#### ЗАДАНИЕ:
Ответьте на вопросы по тексту о спектакле ниже:
(а) Кому Кузькин адресует своё письмо?
(б) До какой станции Кузькин, согласно повести, дошёл пешком и сколько километров он прошёл?
(в) Что на сцене оказывается в руках артиста вместо конверта?

#### ПРЕДОСТАВЛЕННЫЙ ТЕКСТ:

————————

Тихо покачиваются на сцене берёзы, качают головами-избушками: Господи, что же это творится? И но краям сцены опять возникает хор, в такт деревьям качаются головы в платках и ушанках…
Когда стало совсем уж невмоготу, решает Кузькин обратиться за помощью к властям, но не районным – тут правды не сыщешь, – а повыше, в обком, "на имя самого первого секретаря Лаврухина"… Чтобы не перехватили депешу расторопные гузёнковы-мотяковы, Кузькин, как сказано в повести, "пешком сходил на станцию Пугасово за сорок километров" и опустил конверт в почтовый ящик на вокзале – "здесь не догадаются проверить". На театре это сделано иначе.
Сидит возле стола с керосиновой лампой Золотухин – Кузькин, пишет. Пишет напряжённо, то шевеля губами, то проговаривая отдельные фразы вслух. Дописал письмо, перечитал, заклеил конверт. И вдруг вместо конверта в руках артиста оказывается смятый посередке кусок белой бумаги, каким, привязав за ниточку, с котёнком играют. Это странное письмо артист прилаживает к изогнутому пруту, начинает теребить прут между ладонями. И – будто белая бабочка полетела, не по прямой. И ты уже не видишь ни современной сценографии, ни лиц актёров, а видишь лишь эту бабочку-письмо, белую на темном фоне. У порога Кузькин пере даёт прутик одному из сыновей, тот бежит но сцене, вращая прутик, затем передаёт эту необычную эстафету братишке, тот следующему… Летит письмо-бабочка!

————————

#### НАБОР ДАННЫХ:

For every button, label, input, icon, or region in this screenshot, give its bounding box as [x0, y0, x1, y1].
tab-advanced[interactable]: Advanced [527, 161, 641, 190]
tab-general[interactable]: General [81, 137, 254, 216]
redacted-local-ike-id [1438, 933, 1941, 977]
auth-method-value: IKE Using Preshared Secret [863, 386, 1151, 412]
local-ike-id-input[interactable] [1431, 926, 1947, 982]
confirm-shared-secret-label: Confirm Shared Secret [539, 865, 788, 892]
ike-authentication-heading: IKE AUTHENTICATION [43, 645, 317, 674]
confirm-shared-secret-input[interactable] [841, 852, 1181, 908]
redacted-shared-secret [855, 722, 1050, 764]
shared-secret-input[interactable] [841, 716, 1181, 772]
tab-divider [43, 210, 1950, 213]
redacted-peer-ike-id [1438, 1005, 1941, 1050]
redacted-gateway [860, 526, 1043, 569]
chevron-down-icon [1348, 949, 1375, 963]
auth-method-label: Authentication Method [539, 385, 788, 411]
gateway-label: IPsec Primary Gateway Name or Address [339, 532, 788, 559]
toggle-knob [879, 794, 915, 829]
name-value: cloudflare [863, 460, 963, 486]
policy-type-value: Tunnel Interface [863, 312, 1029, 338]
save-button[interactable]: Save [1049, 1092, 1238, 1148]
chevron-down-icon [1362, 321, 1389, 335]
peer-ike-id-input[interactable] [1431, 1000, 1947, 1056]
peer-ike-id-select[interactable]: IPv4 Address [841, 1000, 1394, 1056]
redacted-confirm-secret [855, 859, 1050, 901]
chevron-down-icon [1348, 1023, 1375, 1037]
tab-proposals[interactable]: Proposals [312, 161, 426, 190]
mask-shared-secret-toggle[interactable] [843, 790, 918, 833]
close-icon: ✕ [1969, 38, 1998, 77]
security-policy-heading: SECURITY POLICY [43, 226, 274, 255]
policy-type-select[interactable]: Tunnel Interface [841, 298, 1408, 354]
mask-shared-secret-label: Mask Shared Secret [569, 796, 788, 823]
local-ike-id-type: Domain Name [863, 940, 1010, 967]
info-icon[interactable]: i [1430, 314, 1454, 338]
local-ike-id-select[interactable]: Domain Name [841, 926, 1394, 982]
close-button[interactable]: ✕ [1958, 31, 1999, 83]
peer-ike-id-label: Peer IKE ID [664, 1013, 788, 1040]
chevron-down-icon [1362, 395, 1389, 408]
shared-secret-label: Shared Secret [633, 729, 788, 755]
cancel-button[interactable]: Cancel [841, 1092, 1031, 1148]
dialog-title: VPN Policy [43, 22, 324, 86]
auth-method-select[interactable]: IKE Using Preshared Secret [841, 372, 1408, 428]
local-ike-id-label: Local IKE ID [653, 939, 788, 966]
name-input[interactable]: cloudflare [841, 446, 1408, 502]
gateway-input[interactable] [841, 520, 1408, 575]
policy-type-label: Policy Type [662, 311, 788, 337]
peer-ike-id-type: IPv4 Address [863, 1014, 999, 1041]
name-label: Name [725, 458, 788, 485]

————————

#### ОТВЕТ:
(а) В обком, на имя первого секретаря Лаврухина.
(б) До станции Пугасово; он прошёл сорок километров.
(в) Смятый посередке кусок белой бумаги.